## START MATERIAL FOR THIS EXERCISE
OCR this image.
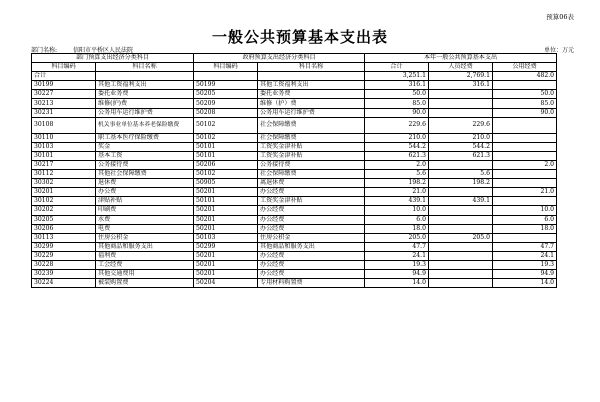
预算06表
一般公共预算基本支出表
部门名称:	信阳市平桥区人民法院	单位：万元
部门预算支出经济分类科目		政府预算支出经济分类科目		本年一般公共预算基本支出		
科目编码	科目名称	科目编码	科目名称	合计	人员经费	公用经费
合计				3,251.1	2,769.1	482.0
30199	其他工资福利支出	50199	其他工资福利支出	316.1	316.1	
30227	委托业务费	50205	委托业务费	50.0		50.0
30213	维修(护)费	50209	维修（护）费	85.0		85.0
30231	公务用车运行维护费	50208	公务用车运行维护费	90.0		90.0
30108	机关事业单位基本养老保险缴费	50102	社会保障缴费	229.6	229.6	
30110	职工基本医疗保险缴费	50102	社会保障缴费	210.0	210.0	
30103	奖金	50101	工资奖金津补贴	544.2	544.2	
30101	基本工资	50101	工资奖金津补贴	621.3	621.3	
30217	公务接待费	50206	公务接待费	2.0		2.0
30112	其他社会保障缴费	50102	社会保障缴费	5.6	5.6	
30302	退休费	50905	离退休费	198.2	198.2	
30201	办公费	50201	办公经费	21.0		21.0
30102	津贴补贴	50101	工资奖金津补贴	439.1	439.1	
30202	印刷费	50201	办公经费	10.0		10.0
30205	水费	50201	办公经费	6.0		6.0
30206	电费	50201	办公经费	18.0		18.0
30113	住房公积金	50103	住房公积金	205.0	205.0	
30299	其他商品和服务支出	50299	其他商品和服务支出	47.7		47.7
30229	福利费	50201	办公经费	24.1		24.1
30228	工会经费	50201	办公经费	19.3		19.3
30239	其他交通费用	50201	办公经费	94.9		94.9
30224	被装购置费	50204	专用材料购置费	14.0		14.0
## END MATERIAL FOR THIS EXERCISE
**THE PROBLEM**. Each record above should come back exactly the same, only without its pictures.

**OUTPUT FOR THIS EXERCISE**.
OCR this image.
预算06表
一般公共预算基本支出表
部门名称:	信阳市平桥区人民法院	单位：万元
部门预算支出经济分类科目		政府预算支出经济分类科目		本年一般公共预算基本支出		
科目编码	科目名称	科目编码	科目名称	合计	人员经费	公用经费
合计				3,251.1	2,769.1	482.0
30199	其他工资福利支出	50199	其他工资福利支出	316.1	316.1	
30227	委托业务费	50205	委托业务费	50.0		50.0
30213	维修(护)费	50209	维修（护）费	85.0		85.0
30231	公务用车运行维护费	50208	公务用车运行维护费	90.0		90.0
30108	机关事业单位基本养老保险缴费	50102	社会保障缴费	229.6	229.6	
30110	职工基本医疗保险缴费	50102	社会保障缴费	210.0	210.0	
30103	奖金	50101	工资奖金津补贴	544.2	544.2	
30101	基本工资	50101	工资奖金津补贴	621.3	621.3	
30217	公务接待费	50206	公务接待费	2.0		2.0
30112	其他社会保障缴费	50102	社会保障缴费	5.6	5.6	
30302	退休费	50905	离退休费	198.2	198.2	
30201	办公费	50201	办公经费	21.0		21.0
30102	津贴补贴	50101	工资奖金津补贴	439.1	439.1	
30202	印刷费	50201	办公经费	10.0		10.0
30205	水费	50201	办公经费	6.0		6.0
30206	电费	50201	办公经费	18.0		18.0
30113	住房公积金	50103	住房公积金	205.0	205.0	
30299	其他商品和服务支出	50299	其他商品和服务支出	47.7		47.7
30229	福利费	50201	办公经费	24.1		24.1
30228	工会经费	50201	办公经费	19.3		19.3
30239	其他交通费用	50201	办公经费	94.9		94.9
30224	被装购置费	50204	专用材料购置费	14.0		14.0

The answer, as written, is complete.